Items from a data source
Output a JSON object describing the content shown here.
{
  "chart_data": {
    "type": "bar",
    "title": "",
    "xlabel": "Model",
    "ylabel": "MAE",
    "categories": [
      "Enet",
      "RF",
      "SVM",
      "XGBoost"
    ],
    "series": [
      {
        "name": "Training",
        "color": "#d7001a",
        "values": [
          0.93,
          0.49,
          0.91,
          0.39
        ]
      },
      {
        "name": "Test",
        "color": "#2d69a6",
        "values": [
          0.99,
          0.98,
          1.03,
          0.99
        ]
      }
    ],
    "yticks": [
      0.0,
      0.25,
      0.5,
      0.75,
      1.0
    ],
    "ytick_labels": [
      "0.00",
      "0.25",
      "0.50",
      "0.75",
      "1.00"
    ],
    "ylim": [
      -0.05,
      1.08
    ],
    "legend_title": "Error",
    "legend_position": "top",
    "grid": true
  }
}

#### [To do]
Return the material in full, exactly as shown.

#### [Task answer]
Output a JSON object describing the content shown here.
{
  "chart_data": {
    "type": "bar",
    "title": "",
    "xlabel": "Model",
    "ylabel": "MAE",
    "categories": [
      "Enet",
      "RF",
      "SVM",
      "XGBoost"
    ],
    "series": [
      {
        "name": "Training",
        "color": "#d7001a",
        "values": [
          0.93,
          0.49,
          0.91,
          0.39
        ]
      },
      {
        "name": "Test",
        "color": "#2d69a6",
        "values": [
          0.99,
          0.98,
          1.03,
          0.99
        ]
      }
    ],
    "yticks": [
      0.0,
      0.25,
      0.5,
      0.75,
      1.0
    ],
    "ytick_labels": [
      "0.00",
      "0.25",
      "0.50",
      "0.75",
      "1.00"
    ],
    "ylim": [
      -0.05,
      1.08
    ],
    "legend_title": "Error",
    "legend_position": "top",
    "grid": true
  }
}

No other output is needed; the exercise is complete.